● WRITTEN INSTRUCTION
Exclude the pictures and retype the entries as written.

[Saved entries]
· · · ·
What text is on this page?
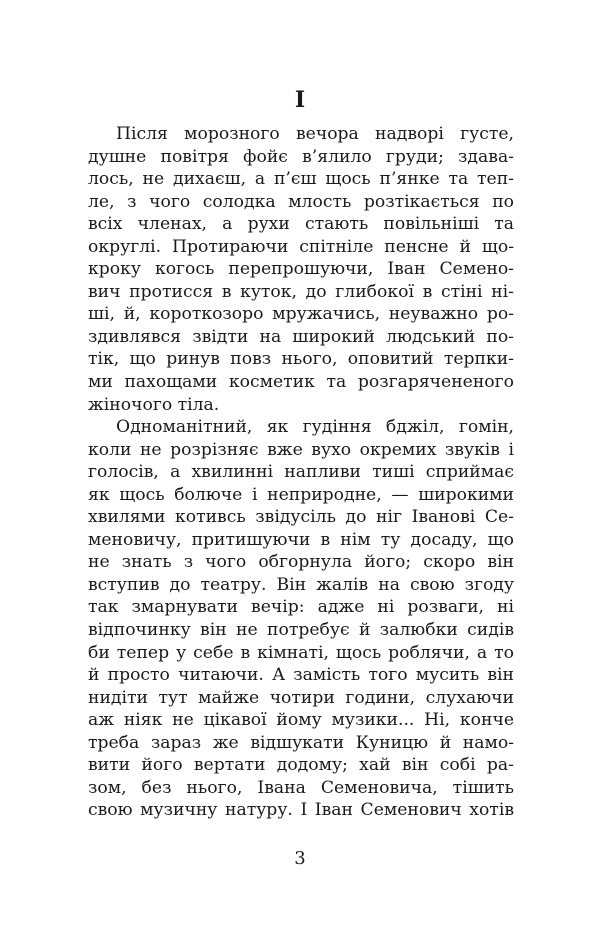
I
Після морозного вечора надворі густе,
душне повітря фойє в’ялило груди; здава-
лось, не дихаєш, а п’єш щось п’янке та теп-
ле, з чого солодка млость розтікається по
всіх членах, а рухи стають повільніші та
округлі. Протираючи спітніле пенсне й що-
кроку когось перепрошуючи, Іван Семено-
вич протисся в куток, до глибокої в стіні ні-
ші, й, короткозоро мружачись, неуважно ро-
здивлявся звідти на широкий людський по-
тік, що ринув повз нього, оповитий терпки-
ми пахощами косметик та розгарячененого
жіночого тіла.
Одноманітний, як гудіння бджіл, гомін,
коли не розрізняє вже вухо окремих звуків і
голосів, а хвилинні напливи тиші сприймає
як щось болюче і неприродне, — широкими
хвилями котивсь звідусіль до ніг Іванові Се-
меновичу, притишуючи в нім ту досаду, що
не знать з чого обгорнула його; скоро він
вступив до театру. Він жалів на свою згоду
так змарнувати вечір: адже ні розваги, ні
відпочинку він не потребує й залюбки сидів
би тепер у себе в кімнаті, щось роблячи, а то
й просто читаючи. А замість того мусить він
нидіти тут майже чотири години, слухаючи
аж ніяк не цікавої йому музики... Ні, конче
треба зараз же відшукати Куницю й намо-
вити його вертати додому; хай він собі ра-
зом, без нього, Івана Семеновича, тішить
свою музичну натуру. І Іван Семенович хотів
3
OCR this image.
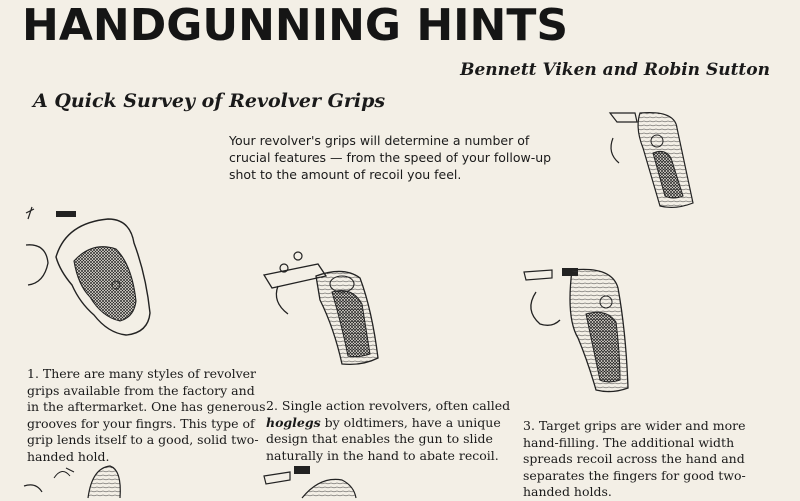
HANDGUNNING HINTS
Bennett Viken and Robin Sutton
A Quick Survey of Revolver Grips
Your revolver's grips will determine a number of crucial features — from the speed of your follow-up shot to the amount of recoil you feel.
1. There are many styles of revolver grips available from the factory and in the aftermarket. One has generous grooves for your fingrs. This type of grip lends itself to a good, solid two-handed hold.
2. Single action revolvers, often called hoglegs by oldtimers, have a unique design that enables the gun to slide naturally in the hand to abate recoil.
3. Target grips are wider and more hand-filling. The additional width spreads recoil across the hand and separates the fingers for good two-handed holds.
· · · ·
● CORRECT RESPONSE
What text is on this page?
I
Після морозного вечора надворі густе,
душне повітря фойє в’ялило груди; здава-
лось, не дихаєш, а п’єш щось п’янке та теп-
ле, з чого солодка млость розтікається по
всіх членах, а рухи стають повільніші та
округлі. Протираючи спітніле пенсне й що-
кроку когось перепрошуючи, Іван Семено-
вич протисся в куток, до глибокої в стіні ні-
ші, й, короткозоро мружачись, неуважно ро-
здивлявся звідти на широкий людський по-
тік, що ринув повз нього, оповитий терпки-
ми пахощами косметик та розгарячененого
жіночого тіла.
Одноманітний, як гудіння бджіл, гомін,
коли не розрізняє вже вухо окремих звуків і
голосів, а хвилинні напливи тиші сприймає
як щось болюче і неприродне, — широкими
хвилями котивсь звідусіль до ніг Іванові Се-
меновичу, притишуючи в нім ту досаду, що
не знать з чого обгорнула його; скоро він
вступив до театру. Він жалів на свою згоду
так змарнувати вечір: адже ні розваги, ні
відпочинку він не потребує й залюбки сидів
би тепер у себе в кімнаті, щось роблячи, а то
й просто читаючи. А замість того мусить він
нидіти тут майже чотири години, слухаючи
аж ніяк не цікавої йому музики... Ні, конче
треба зараз же відшукати Куницю й намо-
вити його вертати додому; хай він собі ра-
зом, без нього, Івана Семеновича, тішить
свою музичну натуру. І Іван Семенович хотів
3
OCR this image.
HANDGUNNING HINTS
Bennett Viken and Robin Sutton
A Quick Survey of Revolver Grips
Your revolver's grips will determine a number of crucial features — from the speed of your follow-up shot to the amount of recoil you feel.
1. There are many styles of revolver grips available from the factory and in the aftermarket. One has generous grooves for your fingrs. This type of grip lends itself to a good, solid two-handed hold.
2. Single action revolvers, often called hoglegs by oldtimers, have a unique design that enables the gun to slide naturally in the hand to abate recoil.
3. Target grips are wider and more hand-filling. The additional width spreads recoil across the hand and separates the fingers for good two-handed holds.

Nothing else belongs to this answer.